▶ _DATA SHOWN_
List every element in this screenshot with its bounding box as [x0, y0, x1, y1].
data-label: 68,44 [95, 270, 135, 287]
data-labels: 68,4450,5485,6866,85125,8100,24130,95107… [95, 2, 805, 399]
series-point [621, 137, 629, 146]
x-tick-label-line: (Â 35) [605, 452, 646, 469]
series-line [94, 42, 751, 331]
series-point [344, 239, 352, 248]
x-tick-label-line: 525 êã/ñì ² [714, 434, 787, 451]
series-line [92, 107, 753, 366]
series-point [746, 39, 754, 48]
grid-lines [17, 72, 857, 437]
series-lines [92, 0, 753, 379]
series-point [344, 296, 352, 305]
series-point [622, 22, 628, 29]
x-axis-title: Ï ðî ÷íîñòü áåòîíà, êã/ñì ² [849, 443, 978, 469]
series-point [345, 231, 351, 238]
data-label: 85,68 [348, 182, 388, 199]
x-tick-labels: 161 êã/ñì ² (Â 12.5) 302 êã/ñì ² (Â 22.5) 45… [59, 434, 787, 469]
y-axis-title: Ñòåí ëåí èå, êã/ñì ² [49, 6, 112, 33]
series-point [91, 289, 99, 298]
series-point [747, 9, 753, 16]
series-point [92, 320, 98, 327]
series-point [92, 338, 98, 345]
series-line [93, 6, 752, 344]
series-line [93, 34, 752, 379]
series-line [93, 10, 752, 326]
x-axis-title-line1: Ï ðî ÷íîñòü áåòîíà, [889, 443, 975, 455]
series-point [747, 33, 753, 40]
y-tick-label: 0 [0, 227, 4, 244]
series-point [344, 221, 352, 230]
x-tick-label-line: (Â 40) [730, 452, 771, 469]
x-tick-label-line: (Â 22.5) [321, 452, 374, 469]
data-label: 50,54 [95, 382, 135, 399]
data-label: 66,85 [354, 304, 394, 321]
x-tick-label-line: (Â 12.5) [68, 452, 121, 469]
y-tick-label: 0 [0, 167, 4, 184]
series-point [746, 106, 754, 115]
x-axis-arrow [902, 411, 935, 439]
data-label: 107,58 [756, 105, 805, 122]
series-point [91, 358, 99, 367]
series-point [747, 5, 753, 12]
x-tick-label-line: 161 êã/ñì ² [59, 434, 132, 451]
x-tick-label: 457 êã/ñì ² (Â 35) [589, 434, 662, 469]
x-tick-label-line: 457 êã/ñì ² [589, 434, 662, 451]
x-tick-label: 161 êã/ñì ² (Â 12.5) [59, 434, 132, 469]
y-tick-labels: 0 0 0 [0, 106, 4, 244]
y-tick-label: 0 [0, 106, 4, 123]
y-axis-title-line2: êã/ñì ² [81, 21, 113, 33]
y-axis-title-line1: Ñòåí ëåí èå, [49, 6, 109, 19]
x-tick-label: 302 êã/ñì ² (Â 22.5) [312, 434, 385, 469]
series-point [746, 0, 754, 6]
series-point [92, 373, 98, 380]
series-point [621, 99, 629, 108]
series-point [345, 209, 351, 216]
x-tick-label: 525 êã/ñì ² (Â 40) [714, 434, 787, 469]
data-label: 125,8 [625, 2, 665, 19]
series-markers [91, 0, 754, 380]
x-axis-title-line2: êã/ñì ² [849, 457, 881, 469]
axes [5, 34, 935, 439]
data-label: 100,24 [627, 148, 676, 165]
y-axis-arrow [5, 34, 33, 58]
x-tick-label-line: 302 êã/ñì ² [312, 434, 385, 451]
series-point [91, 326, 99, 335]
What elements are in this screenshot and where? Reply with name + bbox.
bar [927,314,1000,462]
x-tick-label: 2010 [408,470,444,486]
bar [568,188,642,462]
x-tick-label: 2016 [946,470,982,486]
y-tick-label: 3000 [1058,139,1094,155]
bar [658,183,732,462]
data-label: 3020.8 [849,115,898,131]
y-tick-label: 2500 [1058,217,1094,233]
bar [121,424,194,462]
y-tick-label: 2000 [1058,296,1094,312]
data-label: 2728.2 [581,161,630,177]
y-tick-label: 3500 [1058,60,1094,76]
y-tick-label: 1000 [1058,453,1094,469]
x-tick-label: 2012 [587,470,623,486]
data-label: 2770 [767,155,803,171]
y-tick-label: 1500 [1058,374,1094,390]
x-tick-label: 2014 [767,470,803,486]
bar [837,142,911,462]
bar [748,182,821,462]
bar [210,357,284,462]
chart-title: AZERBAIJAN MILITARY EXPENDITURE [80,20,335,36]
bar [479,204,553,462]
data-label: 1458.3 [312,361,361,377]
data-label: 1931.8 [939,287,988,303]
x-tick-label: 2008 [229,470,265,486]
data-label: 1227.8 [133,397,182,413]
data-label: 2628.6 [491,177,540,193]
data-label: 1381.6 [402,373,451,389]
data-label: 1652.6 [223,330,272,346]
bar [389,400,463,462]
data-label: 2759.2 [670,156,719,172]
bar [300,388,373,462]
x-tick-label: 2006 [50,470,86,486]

▶ _EXERCISE_
Put each line of the listing above into a numbered list, and omit any blank lines.

▶ _TASK OUTPUT_
1. List every element in this screenshot with its bounding box as [x0, y0, x1, y1].
2. data-label: 68,44 [95, 270, 135, 287]
3. data-labels: 68,4450,5485,6866,85125,8100,24130,95107… [95, 2, 805, 399]
4. series-point [621, 137, 629, 146]
5. x-tick-label-line: (Â 35) [605, 452, 646, 469]
6. series-line [94, 42, 751, 331]
7. series-point [344, 239, 352, 248]
8. x-tick-label-line: 525 êã/ñì ² [714, 434, 787, 451]
9. series-line [92, 107, 753, 366]
10. series-point [746, 39, 754, 48]
11. grid-lines [17, 72, 857, 437]
12. series-lines [92, 0, 753, 379]
13. series-point [344, 296, 352, 305]
14. series-point [622, 22, 628, 29]
15. x-axis-title: Ï ðî ÷íîñòü áåòîíà, êã/ñì ² [849, 443, 978, 469]
16. series-point [345, 231, 351, 238]
17. data-label: 85,68 [348, 182, 388, 199]
18. x-tick-labels: 161 êã/ñì ² (Â 12.5) 302 êã/ñì ² (Â 22.5) 45… [59, 434, 787, 469]
19. y-axis-title: Ñòåí ëåí èå, êã/ñì ² [49, 6, 112, 33]
20. series-point [91, 289, 99, 298]
21. series-point [747, 9, 753, 16]
22. series-point [92, 320, 98, 327]
23. series-point [92, 338, 98, 345]
24. series-line [93, 6, 752, 344]
25. series-line [93, 34, 752, 379]
26. series-line [93, 10, 752, 326]
27. x-axis-title-line1: Ï ðî ÷íîñòü áåòîíà, [889, 443, 975, 455]
28. series-point [747, 33, 753, 40]
29. y-tick-label: 0 [0, 227, 4, 244]
30. series-point [344, 221, 352, 230]
31. x-tick-label-line: (Â 40) [730, 452, 771, 469]
32. x-tick-label-line: (Â 22.5) [321, 452, 374, 469]
33. data-label: 50,54 [95, 382, 135, 399]
34. data-label: 66,85 [354, 304, 394, 321]
35. x-tick-label-line: (Â 12.5) [68, 452, 121, 469]
36. y-tick-label: 0 [0, 167, 4, 184]
37. series-point [746, 106, 754, 115]
38. x-axis-arrow [902, 411, 935, 439]
39. data-label: 107,58 [756, 105, 805, 122]
40. series-point [91, 358, 99, 367]
41. series-point [747, 5, 753, 12]
42. x-tick-label-line: 161 êã/ñì ² [59, 434, 132, 451]
43. x-tick-label: 457 êã/ñì ² (Â 35) [589, 434, 662, 469]
44. x-tick-label-line: 457 êã/ñì ² [589, 434, 662, 451]
45. x-tick-label: 161 êã/ñì ² (Â 12.5) [59, 434, 132, 469]
46. y-tick-labels: 0 0 0 [0, 106, 4, 244]
47. y-tick-label: 0 [0, 106, 4, 123]
48. y-axis-title-line2: êã/ñì ² [81, 21, 113, 33]
49. y-axis-title-line1: Ñòåí ëåí èå, [49, 6, 109, 19]
50. x-tick-label: 302 êã/ñì ² (Â 22.5) [312, 434, 385, 469]
51. series-point [746, 0, 754, 6]
52. series-point [92, 373, 98, 380]
53. series-point [621, 99, 629, 108]
54. series-point [345, 209, 351, 216]
55. x-tick-label: 525 êã/ñì ² (Â 40) [714, 434, 787, 469]
56. data-label: 125,8 [625, 2, 665, 19]
57. series-markers [91, 0, 754, 380]
58. x-axis-title-line2: êã/ñì ² [849, 457, 881, 469]
59. axes [5, 34, 935, 439]
60. data-label: 100,24 [627, 148, 676, 165]
61. y-axis-arrow [5, 34, 33, 58]
62. x-tick-label-line: 302 êã/ñì ² [312, 434, 385, 451]
63. series-point [91, 326, 99, 335]
64. What elements are in this screenshot and where? Reply with name + bbox.
65. bar [927,314,1000,462]
66. x-tick-label: 2010 [408,470,444,486]
67. bar [568,188,642,462]
68. x-tick-label: 2016 [946,470,982,486]
69. y-tick-label: 3000 [1058,139,1094,155]
70. bar [658,183,732,462]
71. data-label: 3020.8 [849,115,898,131]
72. y-tick-label: 2500 [1058,217,1094,233]
73. bar [121,424,194,462]
74. y-tick-label: 2000 [1058,296,1094,312]
75. data-label: 2728.2 [581,161,630,177]
76. y-tick-label: 3500 [1058,60,1094,76]
77. y-tick-label: 1000 [1058,453,1094,469]
78. x-tick-label: 2012 [587,470,623,486]
79. data-label: 2770 [767,155,803,171]
80. y-tick-label: 1500 [1058,374,1094,390]
81. x-tick-label: 2014 [767,470,803,486]
82. bar [837,142,911,462]
83. bar [748,182,821,462]
84. bar [210,357,284,462]
85. chart-title: AZERBAIJAN MILITARY EXPENDITURE [80,20,335,36]
86. bar [479,204,553,462]
87. data-label: 1458.3 [312,361,361,377]
88. data-label: 1931.8 [939,287,988,303]
89. x-tick-label: 2008 [229,470,265,486]
90. data-label: 1227.8 [133,397,182,413]
91. data-label: 2628.6 [491,177,540,193]
92. data-label: 1381.6 [402,373,451,389]
93. data-label: 1652.6 [223,330,272,346]
94. bar [389,400,463,462]
95. data-label: 2759.2 [670,156,719,172]
96. bar [300,388,373,462]
97. x-tick-label: 2006 [50,470,86,486]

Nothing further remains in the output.